◆ To be done:
Each line of the data that includes the string "كتابه" is to be copied out.
--- start of Provided entries ---
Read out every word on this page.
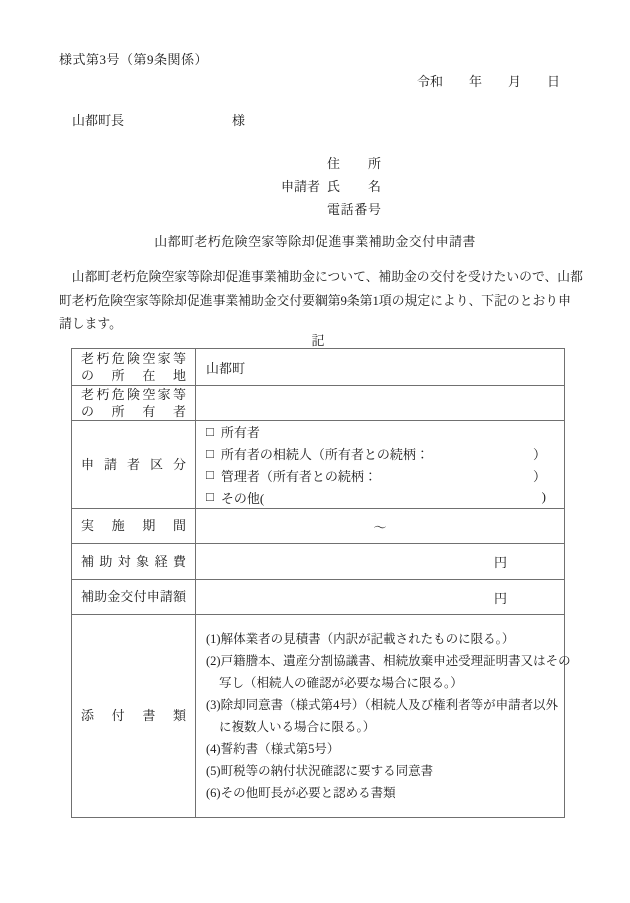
様式第3号（第9条関係）
令和　　年　　月　　日
山都町長	様
住 所
申請者 氏 名
電 話 番 号
山都町老朽危険空家等除却促進事業補助金交付申請書
　山都町老朽危険空家等除却促進事業補助金について、補助金の交付を受けたいので、山都
町老朽危険空家等除却促進事業補助金交付要綱第9条第1項の規定により、下記のとおり申
請します。
記
老 朽 危 険 空 家 等
の 所 在 地	山都町
老 朽 危 険 空 家 等
の 所 有 者
申 請 者 区 分
□ 所有者
□ 所有者の相続人（所有者との続柄：	）
□ 管理者（所有者との続柄：	）
□ その他(	)
実 施 期 間	～
補 助 対 象 経 費	円
補 助 金 交 付 申 請 額	円
添 付 書 類
(1)解体業者の見積書（内訳が記載されたものに限る。）
(2)戸籍謄本、遺産分割協議書、相続放棄申述受理証明書又はその
写し（相続人の確認が必要な場合に限る。）
(3)除却同意書（様式第4号）（相続人及び権利者等が申請者以外
に複数人いる場合に限る。）
(4)誓約書（様式第5号）
(5)町税等の納付状況確認に要する同意書
(6)その他町長が必要と認める書類
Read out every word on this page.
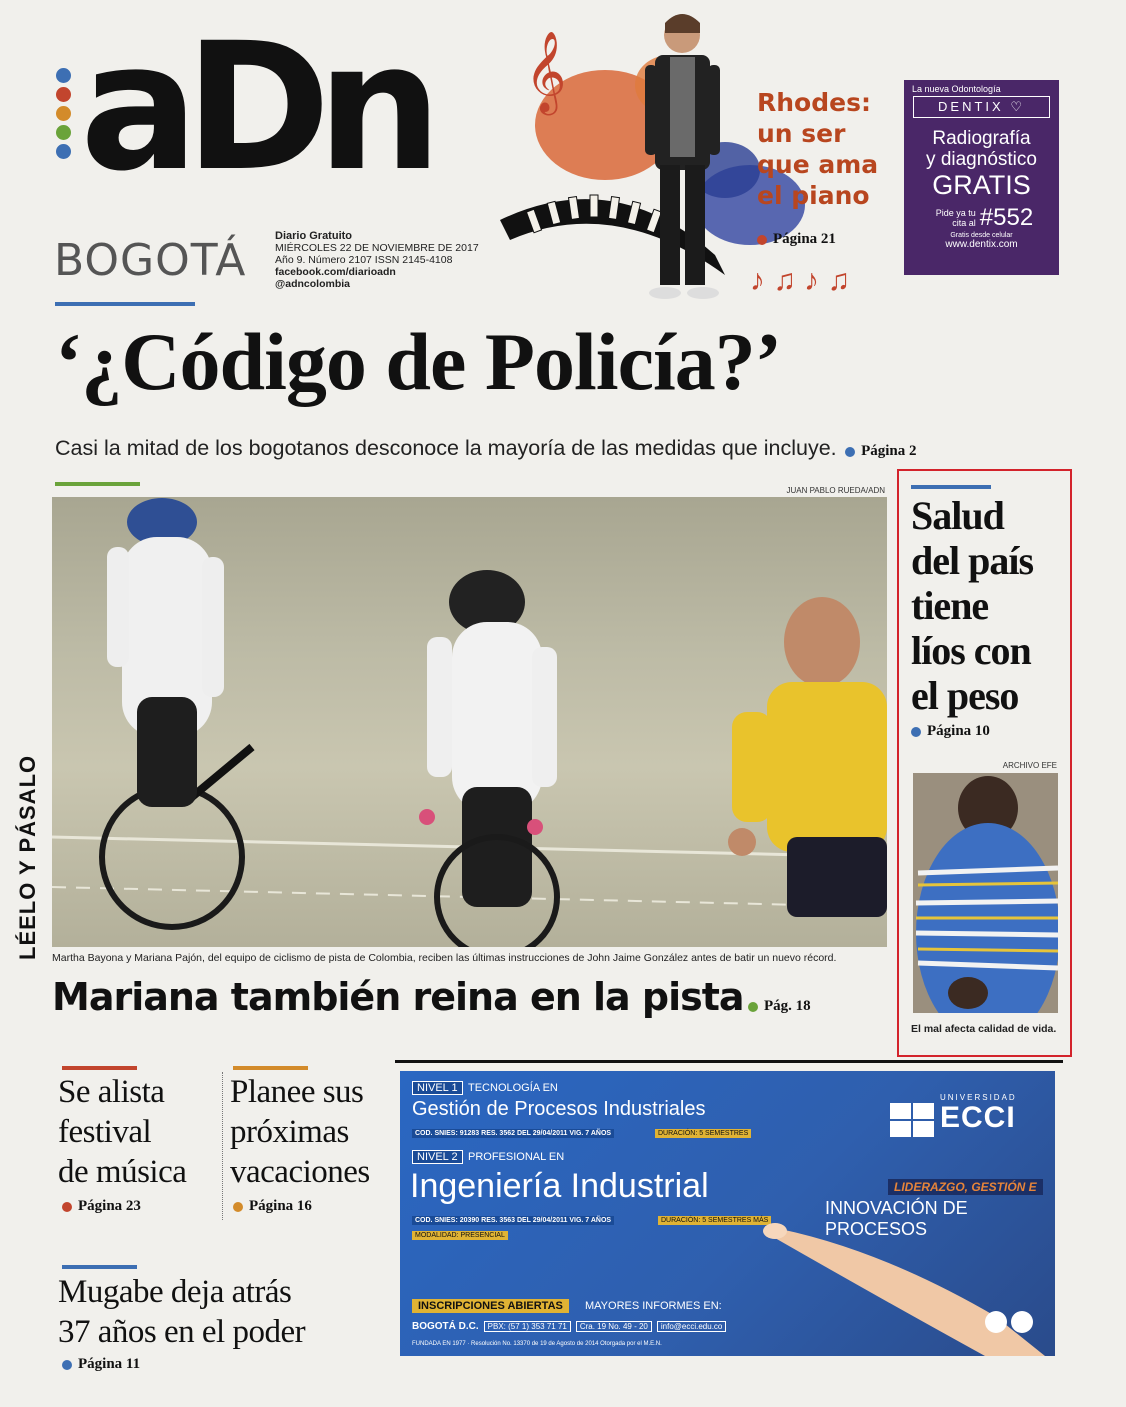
aDn
BOGOTÁ	Diario Gratuito
MIÉRCOLES 22 DE NOVIEMBRE DE 2017
Año 9. Número 2107 ISSN 2145-4108
facebook.com/diarioadn
@adncolombia
𝄞
♪ ♫ ♪ ♫
Rhodes:
un ser
que ama
el piano
Página 21
La nueva Odontología
DENTIX ♡
Radiografía
y diagnóstico
GRATIS
Pide ya tu cita al #552
Gratis desde celular
www.dentix.com
‘¿Código de Policía?’
Casi la mitad de los bogotanos desconoce la mayoría de las medidas que incluye. Página 2
JUAN PABLO RUEDA/ADN
LÉELO Y PÁSALO Martha Bayona y Mariana Pajón, del equipo de ciclismo de pista de Colombia, reciben las últimas instrucciones de John Jaime González antes de batir un nuevo récord.
Mariana también reina en la pista Pág. 18
Salud
del país
tiene
líos con
el peso
Página 10
ARCHIVO EFE
El mal afecta calidad de vida.
Se alista
festival
de música
Página 23
Planee sus
próximas
vacaciones
Página 16
Mugabe deja atrás
37 años en el poder
Página 11
NIVEL 1 TECNOLOGÍA EN
Gestión de Procesos Industriales
COD. SNIES: 91283 RES. 3562 DEL 29/04/2011 VIG. 7 AÑOS	DURACIÓN: 5 SEMESTRES
NIVEL 2 PROFESIONAL EN
Ingeniería Industrial
COD. SNIES: 20390 RES. 3563 DEL 29/04/2011 VIG. 7 AÑOS	DURACIÓN: 5 SEMESTRES MÁS
MODALIDAD: PRESENCIAL
UNIVERSIDAD
ECCI
LIDERAZGO, GESTIÓN E
INNOVACIÓN DE PROCESOS
INSCRIPCIONES ABIERTAS	MAYORES INFORMES EN:
BOGOTÁ D.C.	PBX: (57 1) 353 71 71	Cra. 19 No. 49 - 20	info@ecci.edu.co
FUNDADA EN 1977 · Resolución No. 13370 de 19 de Agosto de 2014 Otorgada por el M.E.N.
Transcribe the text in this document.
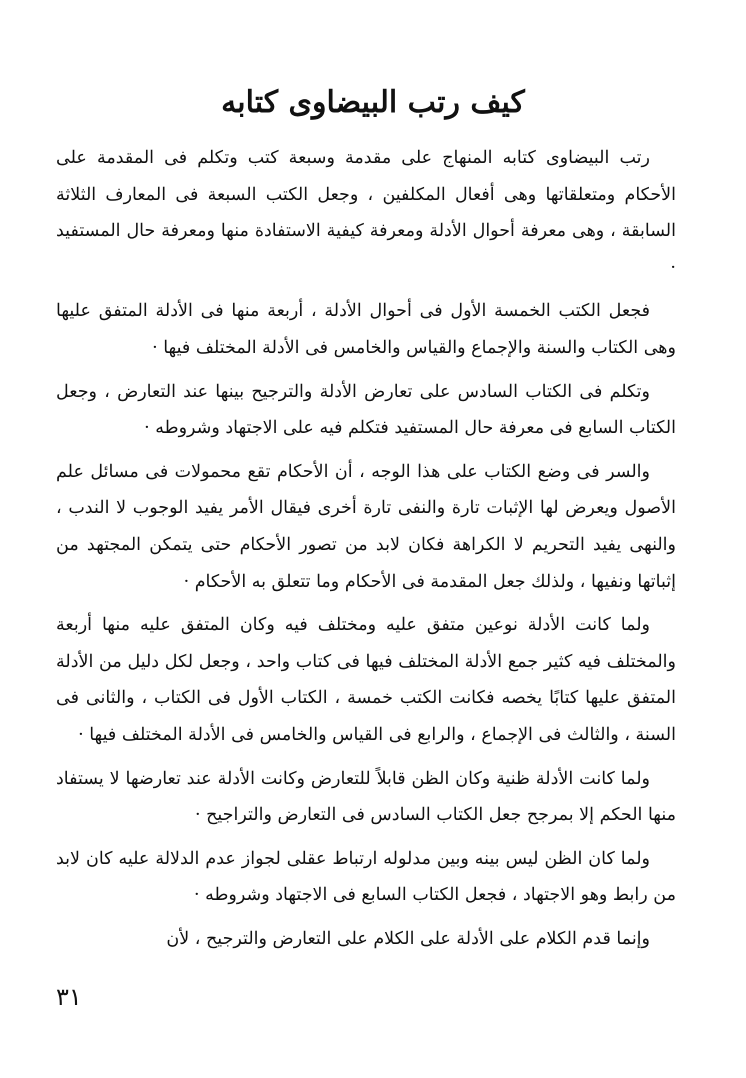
كيف رتب البيضاوى كتابه

رتب البيضاوى كتابه المنهاج على مقدمة وسبعة كتب وتكلم فى المقدمة على الأحكام ومتعلقاتها وهى أفعال المكلفين ، وجعل الكتب السبعة فى المعارف الثلاثة السابقة ، وهى معرفة أحوال الأدلة ومعرفة كيفية الاستفادة منها ومعرفة حال المستفيد ·

فجعل الكتب الخمسة الأول فى أحوال الأدلة ، أربعة منها فى الأدلة المتفق عليها وهى الكتاب والسنة والإجماع والقياس والخامس فى الأدلة المختلف فيها ·

وتكلم فى الكتاب السادس على تعارض الأدلة والترجيح بينها عند التعارض ، وجعل الكتاب السابع فى معرفة حال المستفيد فتكلم فيه على الاجتهاد وشروطه ·

والسر فى وضع الكتاب على هذا الوجه ، أن الأحكام تقع محمولات فى مسائل علم الأصول ويعرض لها الإثبات تارة والنفى تارة أخرى فيقال الأمر يفيد الوجوب لا الندب ، والنهى يفيد التحريم لا الكراهة فكان لابد من تصور الأحكام حتى يتمكن المجتهد من إثباتها ونفيها ، ولذلك جعل المقدمة فى الأحكام وما تتعلق به الأحكام ·

ولما كانت الأدلة نوعين متفق عليه ومختلف فيه وكان المتفق عليه منها أربعة والمختلف فيه كثير جمع الأدلة المختلف فيها فى كتاب واحد ، وجعل لكل دليل من الأدلة المتفق عليها كتابًا يخصه فكانت الكتب خمسة ، الكتاب الأول فى الكتاب ، والثانى فى السنة ، والثالث فى الإجماع ، والرابع فى القياس والخامس فى الأدلة المختلف فيها ·

ولما كانت الأدلة ظنية وكان الظن قابلاً للتعارض وكانت الأدلة عند تعارضها لا يستفاد منها الحكم إلا بمرجح جعل الكتاب السادس فى التعارض والتراجيح ·

ولما كان الظن ليس بينه وبين مدلوله ارتباط عقلى لجواز عدم الدلالة عليه كان لابد من رابط وهو الاجتهاد ، فجعل الكتاب السابع فى الاجتهاد وشروطه ·

وإنما قدم الكلام على الأدلة على الكلام على التعارض والترجيح ، لأن

٣١
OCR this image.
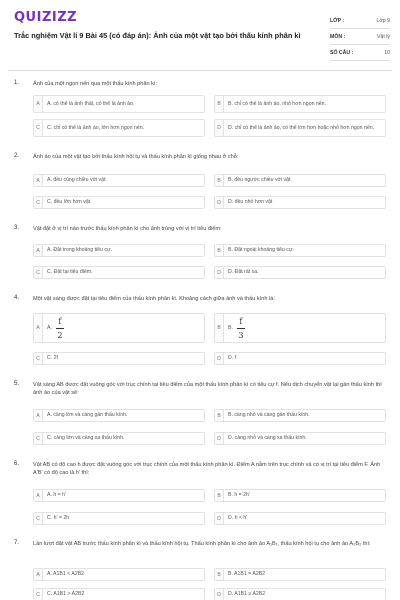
QUIZIZZ
Trắc nghiệm Vật lí 9 Bài 45 (có đáp án): Ảnh của một vật tạo bởi thấu kính phân kì
LỚP :	Lớp 9
MÔN :	Vật lý
SỐ CÂU :	10
1. Ảnh của một ngọn nến qua một thấu kính phân kì:
A	A. có thể là ảnh thật, có thể là ảnh ảo.	B	B. chỉ có thể là ảnh ảo, nhỏ hơn ngọn nến.
C	C. chỉ có thể là ảnh ảo, lớn hơn ngọn nến.	D	D. chỉ có thể là ảnh ảo, có thể lớn hơn hoặc nhỏ hơn ngọn nến.
2. Ảnh ảo của một vật tạo bởi thấu kính hội tụ và thấu kính phân kì giống nhau ở chỗ:
A	A. đều cùng chiều với vật	B	B. đều ngược chiều với vật
C	C. đều lớn hơn vật	D	D. đều nhỏ hơn vật
3. Vật đặt ở vị trí nào trước thấu kính phân kì cho ảnh trùng với vị trí tiêu điểm:
A	A. Đặt trong khoảng tiêu cự.	B	B. Đặt ngoài khoảng tiêu cự.
C	C. Đặt tại tiêu điểm.	D	D. Đặt rất xa.
4. Một vật sáng được đặt tại tiêu điểm của thấu kính phân kì. Khoảng cách giữa ảnh và thấu kính là:
A	A. $\frac{f}{2}$	B	B. $\frac{f}{3}$
C	C. 2f	D	D. f
5. Vật sáng AB được đặt vuông góc với trục chính tại tiêu điểm của một thấu kính phân kì có tiêu cự f. Nếu dịch chuyển vật lại gần thấu kính thì ảnh ảo của vật sẽ:
A	A. càng lớn và càng gần thấu kính.	B	B. càng nhỏ và càng gần thấu kính.
C	C. càng lớn và càng xa thấu kính.	D	D. càng nhỏ và càng xa thấu kính.
6. Vật AB có độ cao h được đặt vuông góc với trục chính của một thấu kính phân kì. Điểm A nằm trên trục chính và có vị trí tại tiêu điểm F. Ảnh A'B' có độ cao là h' thì:
A	A. h = h'	B	B. h = 2h'
C	C. h' = 2h	D	D. h < h'
7. Lần lượt đặt vật AB trước thấu kính phân kì và thấu kính hội tụ. Thấu kính phân kì cho ảnh ảo A₁B₁, thấu kính hội tụ cho ảnh ảo A₂B₂ thì:
A	A. A1B1 < A2B2	B	B. A1B1 = A2B2
C	C. A1B1 > A2B2	D	D. A1B1 ≥ A2B2
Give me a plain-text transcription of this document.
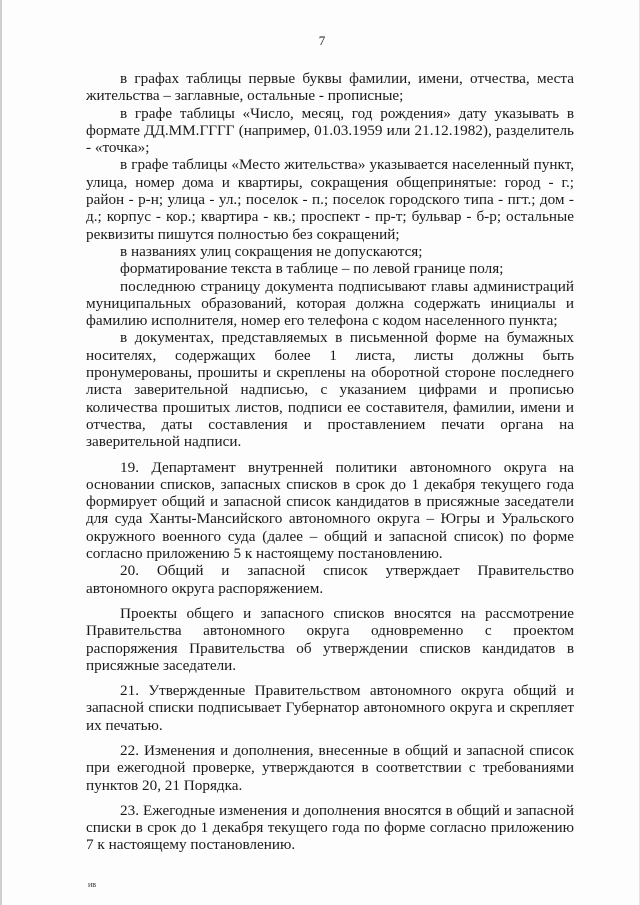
7

в графах таблицы первые буквы фамилии, имени, отчества, места жительства – заглавные, остальные - прописные;

в графе таблицы «Число, месяц, год рождения» дату указывать в формате ДД.ММ.ГГГГ (например, 01.03.1959 или 21.12.1982), разделитель - «точка»;

в графе таблицы «Место жительства» указывается населенный пункт, улица, номер дома и квартиры, сокращения общепринятые: город - г.; район - р-н; улица - ул.; поселок - п.; поселок городского типа - пгт.; дом - д.; корпус - кор.; квартира - кв.; проспект - пр-т; бульвар - б-р; остальные реквизиты пишутся полностью без сокращений;

в названиях улиц сокращения не допускаются;

форматирование текста в таблице – по левой границе поля;

последнюю страницу документа подписывают главы администраций муниципальных образований, которая должна содержать инициалы и фамилию исполнителя, номер его телефона с кодом населенного пункта;

в документах, представляемых в письменной форме на бумажных носителях, содержащих более 1 листа, листы должны быть пронумерованы, прошиты и скреплены на оборотной стороне последнего листа заверительной надписью, с указанием цифрами и прописью количества прошитых листов, подписи ее составителя, фамилии, имени и отчества, даты составления и проставлением печати органа на заверительной надписи.

19. Департамент внутренней политики автономного округа на основании списков, запасных списков в срок до 1 декабря текущего года формирует общий и запасной список кандидатов в присяжные заседатели для суда Ханты-Мансийского автономного округа – Югры и Уральского окружного военного суда (далее – общий и запасной список) по форме согласно приложению 5 к настоящему постановлению.

20. Общий и запасной список утверждает Правительство автономного округа распоряжением.

Проекты общего и запасного списков вносятся на рассмотрение Правительства автономного округа одновременно с проектом распоряжения Правительства об утверждении списков кандидатов в присяжные заседатели.

21. Утвержденные Правительством автономного округа общий и запасной списки подписывает Губернатор автономного округа и скрепляет их печатью.

22. Изменения и дополнения, внесенные в общий и запасной список при ежегодной проверке, утверждаются в соответствии с требованиями пунктов 20, 21 Порядка.

23. Ежегодные изменения и дополнения вносятся в общий и запасной списки в срок до 1 декабря текущего года по форме согласно приложению 7 к настоящему постановлению.

ив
--- end of Provided entries ---
◆ Finished task:
كيف رتب البيضاوى كتابه
رتب البيضاوى كتابه المنهاج على مقدمة وسبعة كتب وتكلم فى المقدمة على الأحكام ومتعلقاتها وهى أفعال المكلفين ، وجعل الكتب السبعة فى المعارف الثلاثة السابقة ، وهى معرفة أحوال الأدلة ومعرفة كيفية الاستفادة منها ومعرفة حال المستفيد ·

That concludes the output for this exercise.